**DATASET ROWS:**

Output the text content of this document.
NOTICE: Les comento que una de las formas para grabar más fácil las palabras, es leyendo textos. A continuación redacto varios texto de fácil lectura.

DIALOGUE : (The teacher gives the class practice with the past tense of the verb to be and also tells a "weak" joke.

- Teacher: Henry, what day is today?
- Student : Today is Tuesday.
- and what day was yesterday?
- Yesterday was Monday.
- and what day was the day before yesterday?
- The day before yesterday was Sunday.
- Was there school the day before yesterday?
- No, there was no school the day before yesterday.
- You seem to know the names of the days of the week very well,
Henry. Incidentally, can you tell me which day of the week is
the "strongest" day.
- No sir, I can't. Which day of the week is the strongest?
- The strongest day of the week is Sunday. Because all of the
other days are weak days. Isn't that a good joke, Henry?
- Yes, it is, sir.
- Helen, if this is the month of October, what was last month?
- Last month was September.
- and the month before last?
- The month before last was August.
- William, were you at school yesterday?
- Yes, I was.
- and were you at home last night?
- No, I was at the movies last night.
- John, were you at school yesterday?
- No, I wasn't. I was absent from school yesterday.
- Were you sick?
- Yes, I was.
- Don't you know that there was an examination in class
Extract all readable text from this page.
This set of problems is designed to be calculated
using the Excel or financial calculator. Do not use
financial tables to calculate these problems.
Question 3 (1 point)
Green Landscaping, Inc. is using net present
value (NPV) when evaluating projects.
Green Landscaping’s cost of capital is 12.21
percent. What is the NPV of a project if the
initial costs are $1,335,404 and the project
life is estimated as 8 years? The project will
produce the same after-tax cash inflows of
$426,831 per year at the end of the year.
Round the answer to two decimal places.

**THE TASK:** Send back exactly the lines from the line with "Extract all readable text from this page." through the end of the records.

**THE OUTPUT:**
Extract all readable text from this page.
This set of problems is designed to be calculated
using the Excel or financial calculator. Do not use
financial tables to calculate these problems.
Question 3 (1 point)
Green Landscaping, Inc. is using net present
value (NPV) when evaluating projects.
Green Landscaping’s cost of capital is 12.21
percent. What is the NPV of a project if the
initial costs are $1,335,404 and the project
life is estimated as 8 years? The project will
produce the same after-tax cash inflows of
$426,831 per year at the end of the year.
Round the answer to two decimal places.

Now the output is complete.